• Goal of the exercise
Copy out the entries between the line holding "figure-caption-451: Figure 4.5.1" and the line holding "ssid-paragraph: SSID: SSID", inclusive, character for character.
━━ Rows ━━
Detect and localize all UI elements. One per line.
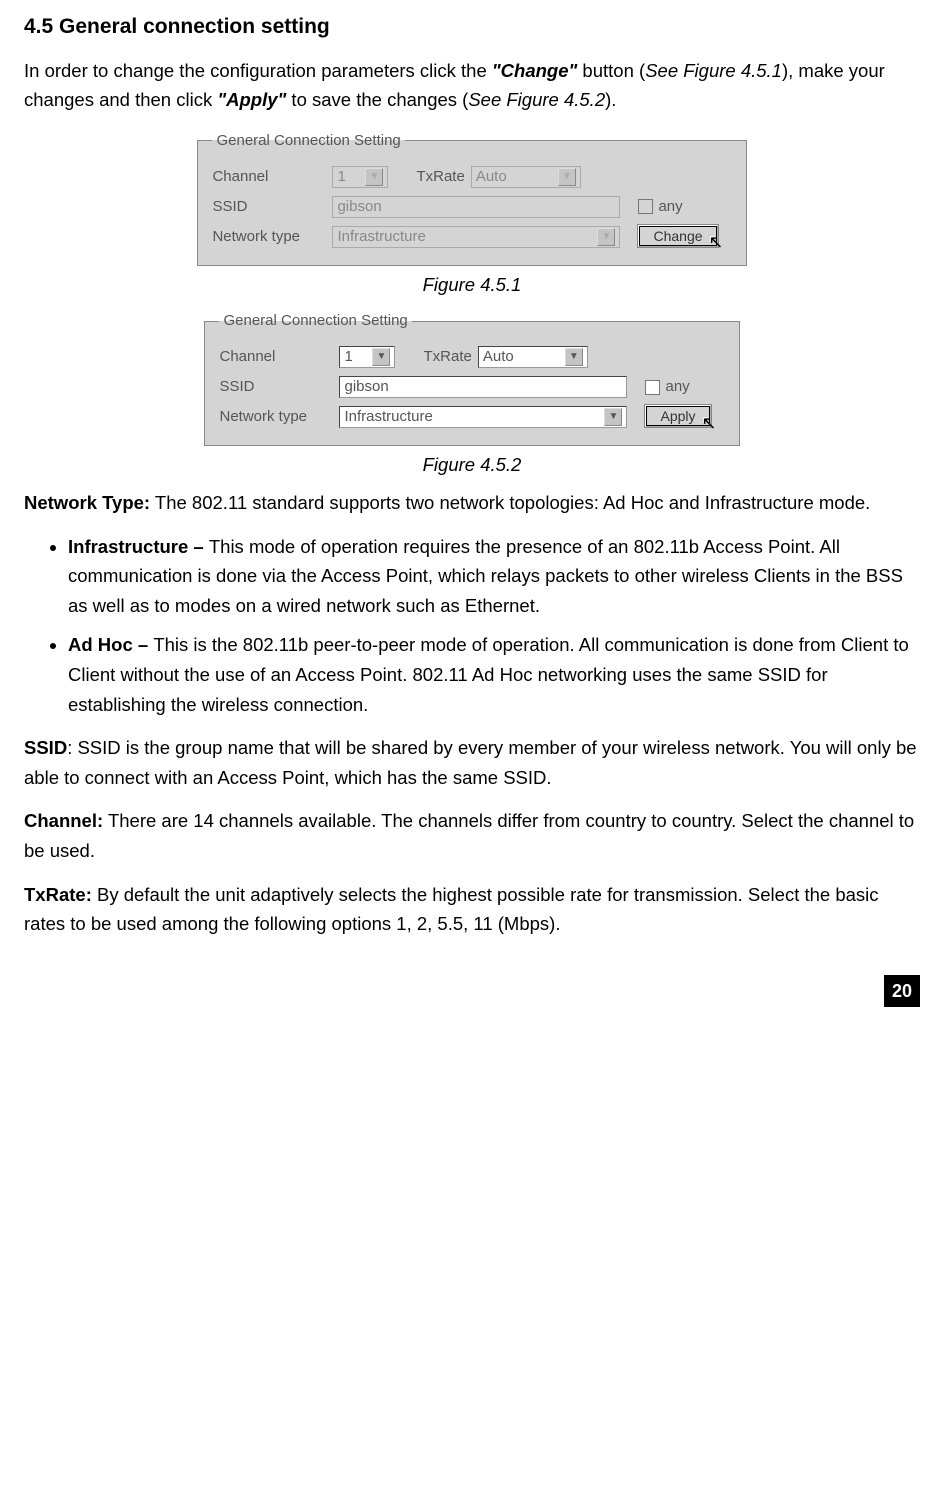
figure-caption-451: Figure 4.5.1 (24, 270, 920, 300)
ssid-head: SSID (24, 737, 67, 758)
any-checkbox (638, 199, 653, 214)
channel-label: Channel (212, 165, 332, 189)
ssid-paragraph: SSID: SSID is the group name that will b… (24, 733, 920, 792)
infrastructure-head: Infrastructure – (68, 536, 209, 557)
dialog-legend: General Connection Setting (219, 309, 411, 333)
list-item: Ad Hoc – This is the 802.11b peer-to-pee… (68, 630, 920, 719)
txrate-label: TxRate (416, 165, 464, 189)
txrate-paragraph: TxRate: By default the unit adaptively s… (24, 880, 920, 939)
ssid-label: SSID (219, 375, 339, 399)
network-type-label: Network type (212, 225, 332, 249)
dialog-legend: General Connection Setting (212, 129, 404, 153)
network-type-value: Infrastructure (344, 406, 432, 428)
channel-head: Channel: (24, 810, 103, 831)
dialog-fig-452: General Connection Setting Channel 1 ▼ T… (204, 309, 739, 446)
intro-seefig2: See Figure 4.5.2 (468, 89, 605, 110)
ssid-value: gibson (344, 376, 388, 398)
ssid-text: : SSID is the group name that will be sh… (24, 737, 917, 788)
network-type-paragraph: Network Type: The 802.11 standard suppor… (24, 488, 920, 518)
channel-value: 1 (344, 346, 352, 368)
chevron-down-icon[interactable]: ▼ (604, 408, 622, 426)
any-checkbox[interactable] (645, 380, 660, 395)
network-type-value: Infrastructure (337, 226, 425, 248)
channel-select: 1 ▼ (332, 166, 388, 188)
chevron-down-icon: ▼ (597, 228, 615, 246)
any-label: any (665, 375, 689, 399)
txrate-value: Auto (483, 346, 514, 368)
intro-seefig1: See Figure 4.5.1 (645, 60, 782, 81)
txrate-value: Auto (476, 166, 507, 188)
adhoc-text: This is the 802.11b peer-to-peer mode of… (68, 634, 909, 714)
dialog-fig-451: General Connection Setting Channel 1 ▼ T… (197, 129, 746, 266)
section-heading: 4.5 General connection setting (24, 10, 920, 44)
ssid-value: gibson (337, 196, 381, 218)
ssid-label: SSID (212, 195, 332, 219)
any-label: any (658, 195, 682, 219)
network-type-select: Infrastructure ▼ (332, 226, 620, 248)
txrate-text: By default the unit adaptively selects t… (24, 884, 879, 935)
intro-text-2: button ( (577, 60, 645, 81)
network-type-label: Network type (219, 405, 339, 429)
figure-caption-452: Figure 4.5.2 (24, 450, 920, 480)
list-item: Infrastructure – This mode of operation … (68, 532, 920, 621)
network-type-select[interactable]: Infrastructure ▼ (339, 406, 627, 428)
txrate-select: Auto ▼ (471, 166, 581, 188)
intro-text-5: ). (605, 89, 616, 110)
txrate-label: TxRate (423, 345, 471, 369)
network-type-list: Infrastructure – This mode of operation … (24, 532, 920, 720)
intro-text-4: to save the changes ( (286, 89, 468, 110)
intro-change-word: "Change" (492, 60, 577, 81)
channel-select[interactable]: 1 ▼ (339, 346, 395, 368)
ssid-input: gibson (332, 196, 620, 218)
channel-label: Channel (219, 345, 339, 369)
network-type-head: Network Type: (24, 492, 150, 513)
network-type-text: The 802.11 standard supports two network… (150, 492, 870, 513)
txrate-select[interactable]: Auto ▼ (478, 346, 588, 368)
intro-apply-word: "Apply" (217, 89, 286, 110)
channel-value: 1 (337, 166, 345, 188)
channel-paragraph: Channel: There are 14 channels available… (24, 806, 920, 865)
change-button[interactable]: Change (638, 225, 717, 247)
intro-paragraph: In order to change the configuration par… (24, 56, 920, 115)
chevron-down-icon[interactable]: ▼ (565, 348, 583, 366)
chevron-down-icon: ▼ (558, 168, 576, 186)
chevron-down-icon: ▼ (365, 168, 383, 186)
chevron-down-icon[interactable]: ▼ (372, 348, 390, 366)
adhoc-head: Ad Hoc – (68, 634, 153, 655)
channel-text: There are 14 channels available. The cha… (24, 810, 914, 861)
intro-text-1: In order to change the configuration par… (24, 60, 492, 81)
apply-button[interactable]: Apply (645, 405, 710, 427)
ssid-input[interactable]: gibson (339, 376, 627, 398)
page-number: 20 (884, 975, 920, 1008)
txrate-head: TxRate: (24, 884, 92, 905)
━━━
• Solution to the problem
figure-caption-451: Figure 4.5.1 (24, 270, 920, 300)
ssid-head: SSID (24, 737, 67, 758)
any-checkbox (638, 199, 653, 214)
channel-label: Channel (212, 165, 332, 189)
ssid-paragraph: SSID: SSID is the group name that will b… (24, 733, 920, 792)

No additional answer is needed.